Stored data:
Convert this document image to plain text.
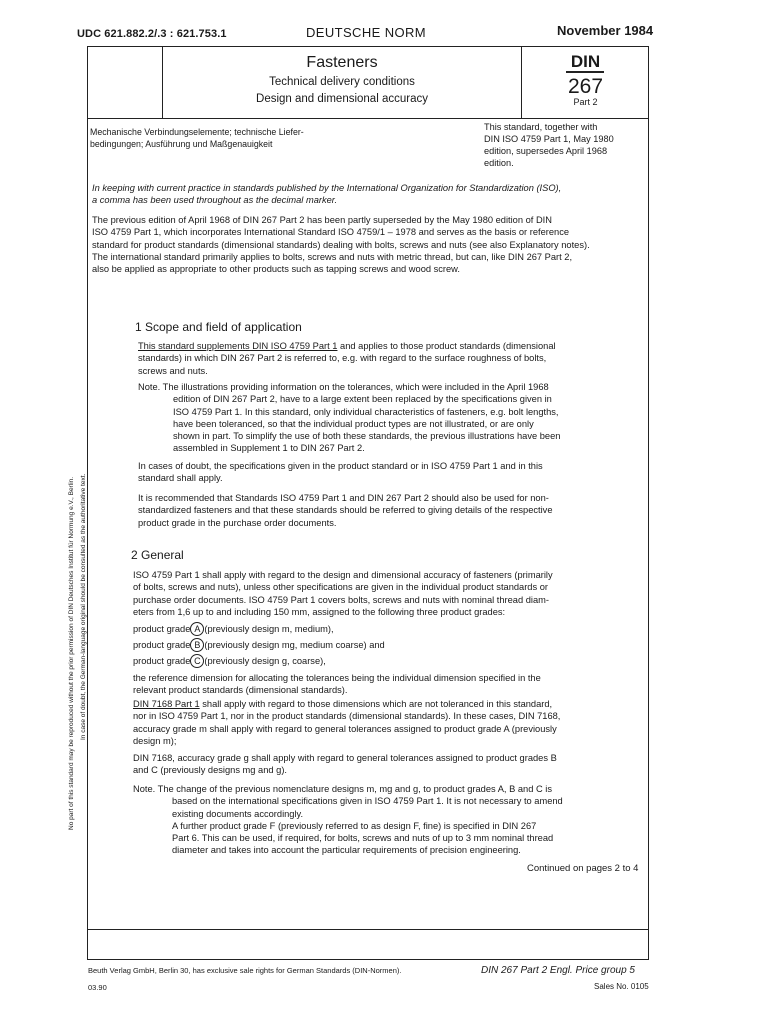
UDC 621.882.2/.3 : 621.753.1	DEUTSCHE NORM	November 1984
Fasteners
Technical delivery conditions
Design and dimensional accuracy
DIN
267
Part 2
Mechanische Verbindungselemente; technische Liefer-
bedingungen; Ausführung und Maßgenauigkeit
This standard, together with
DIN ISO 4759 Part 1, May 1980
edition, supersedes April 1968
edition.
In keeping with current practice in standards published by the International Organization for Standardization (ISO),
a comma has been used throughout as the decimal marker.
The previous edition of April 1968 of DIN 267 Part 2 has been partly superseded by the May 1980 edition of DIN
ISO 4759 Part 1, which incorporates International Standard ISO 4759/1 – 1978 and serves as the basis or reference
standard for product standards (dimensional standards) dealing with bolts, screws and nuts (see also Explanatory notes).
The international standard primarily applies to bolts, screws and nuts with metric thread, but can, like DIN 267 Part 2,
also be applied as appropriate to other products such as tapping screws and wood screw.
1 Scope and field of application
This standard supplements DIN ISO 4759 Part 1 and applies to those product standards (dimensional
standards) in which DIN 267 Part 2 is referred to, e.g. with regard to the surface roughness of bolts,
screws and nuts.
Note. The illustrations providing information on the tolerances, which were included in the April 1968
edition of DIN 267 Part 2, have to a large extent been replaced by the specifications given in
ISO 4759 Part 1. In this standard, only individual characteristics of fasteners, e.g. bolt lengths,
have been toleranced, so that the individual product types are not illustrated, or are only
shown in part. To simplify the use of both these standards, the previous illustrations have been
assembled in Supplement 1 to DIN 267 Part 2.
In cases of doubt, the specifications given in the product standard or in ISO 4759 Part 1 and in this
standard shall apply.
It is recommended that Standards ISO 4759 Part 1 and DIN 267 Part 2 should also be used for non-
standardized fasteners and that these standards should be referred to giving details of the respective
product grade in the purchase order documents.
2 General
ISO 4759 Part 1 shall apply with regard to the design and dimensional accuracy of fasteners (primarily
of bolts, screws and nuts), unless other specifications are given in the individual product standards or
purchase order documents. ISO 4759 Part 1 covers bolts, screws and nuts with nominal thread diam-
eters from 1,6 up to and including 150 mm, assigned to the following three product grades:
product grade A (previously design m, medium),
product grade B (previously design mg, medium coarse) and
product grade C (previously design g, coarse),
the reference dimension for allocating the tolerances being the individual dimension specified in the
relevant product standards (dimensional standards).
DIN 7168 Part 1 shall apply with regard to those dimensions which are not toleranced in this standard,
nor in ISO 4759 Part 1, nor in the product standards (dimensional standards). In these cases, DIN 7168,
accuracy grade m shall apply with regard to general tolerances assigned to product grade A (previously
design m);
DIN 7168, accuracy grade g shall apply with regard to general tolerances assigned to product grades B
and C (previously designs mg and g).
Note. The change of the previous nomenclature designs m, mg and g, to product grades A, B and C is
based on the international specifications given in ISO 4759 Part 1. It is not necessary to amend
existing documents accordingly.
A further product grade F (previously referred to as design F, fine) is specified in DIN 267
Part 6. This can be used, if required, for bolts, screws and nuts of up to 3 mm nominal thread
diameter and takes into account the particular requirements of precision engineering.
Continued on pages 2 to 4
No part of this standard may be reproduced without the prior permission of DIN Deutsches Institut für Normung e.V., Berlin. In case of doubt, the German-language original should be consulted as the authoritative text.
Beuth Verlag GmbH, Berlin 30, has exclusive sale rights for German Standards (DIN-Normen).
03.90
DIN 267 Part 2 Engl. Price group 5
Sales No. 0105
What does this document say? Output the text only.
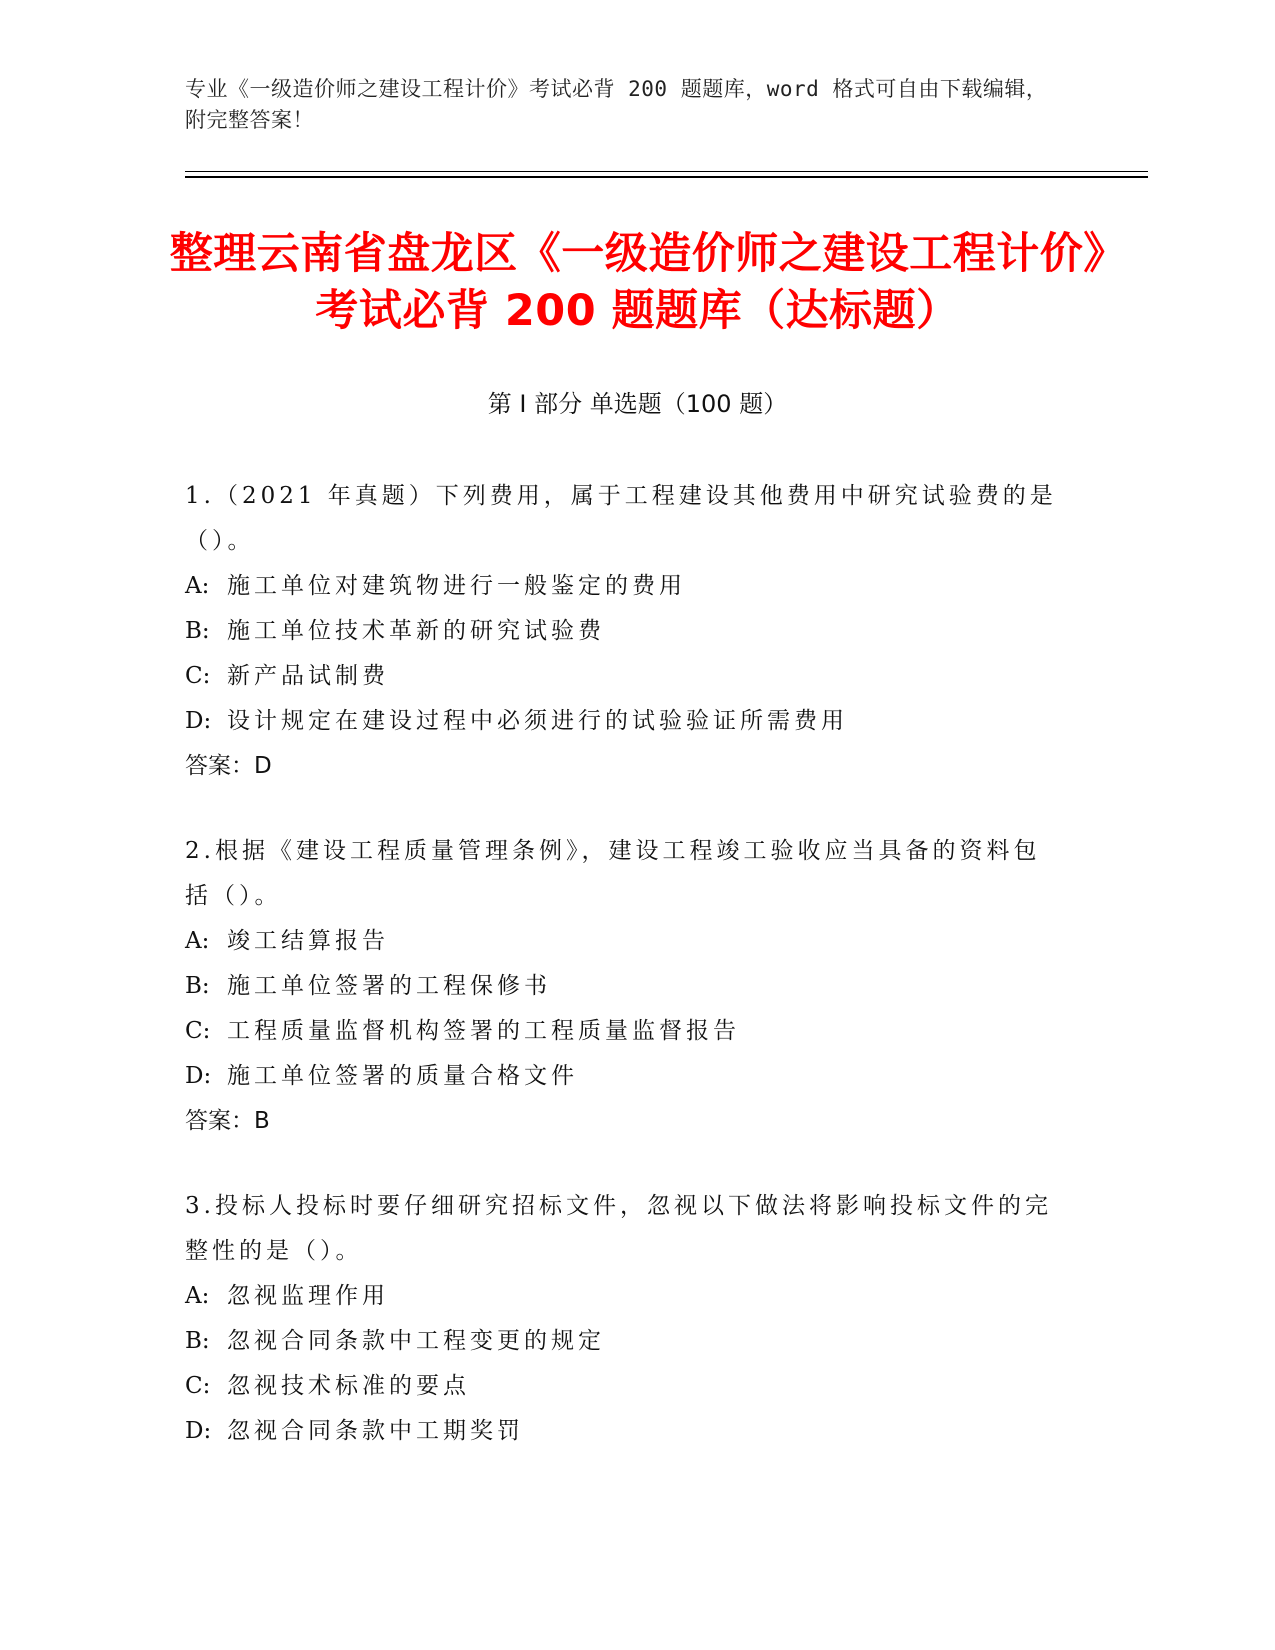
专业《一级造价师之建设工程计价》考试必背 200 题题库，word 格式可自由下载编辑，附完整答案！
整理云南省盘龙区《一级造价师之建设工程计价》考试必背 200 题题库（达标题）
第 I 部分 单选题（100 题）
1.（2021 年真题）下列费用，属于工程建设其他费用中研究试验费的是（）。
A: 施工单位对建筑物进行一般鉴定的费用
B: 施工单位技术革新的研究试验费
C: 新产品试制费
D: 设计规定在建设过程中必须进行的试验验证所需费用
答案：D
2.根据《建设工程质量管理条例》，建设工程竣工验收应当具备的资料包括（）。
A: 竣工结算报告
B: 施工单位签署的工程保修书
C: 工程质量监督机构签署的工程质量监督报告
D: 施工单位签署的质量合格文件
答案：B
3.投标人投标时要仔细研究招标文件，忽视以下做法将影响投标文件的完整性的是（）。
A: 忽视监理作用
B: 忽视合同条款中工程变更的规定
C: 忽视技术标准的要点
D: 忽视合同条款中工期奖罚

Stated goal:
Retype only the lines from the one with "What does this" through the final line of the entries, please, and keep the pictures out.

Task response:
What does this document say? Output the text only.
专业《一级造价师之建设工程计价》考试必背 200 题题库，word 格式可自由下载编辑，附完整答案！
整理云南省盘龙区《一级造价师之建设工程计价》考试必背 200 题题库（达标题）
第 I 部分 单选题（100 题）
1.（2021 年真题）下列费用，属于工程建设其他费用中研究试验费的是（）。
A: 施工单位对建筑物进行一般鉴定的费用
B: 施工单位技术革新的研究试验费
C: 新产品试制费
D: 设计规定在建设过程中必须进行的试验验证所需费用
答案：D
2.根据《建设工程质量管理条例》，建设工程竣工验收应当具备的资料包括（）。
A: 竣工结算报告
B: 施工单位签署的工程保修书
C: 工程质量监督机构签署的工程质量监督报告
D: 施工单位签署的质量合格文件
答案：B
3.投标人投标时要仔细研究招标文件，忽视以下做法将影响投标文件的完整性的是（）。
A: 忽视监理作用
B: 忽视合同条款中工程变更的规定
C: 忽视技术标准的要点
D: 忽视合同条款中工期奖罚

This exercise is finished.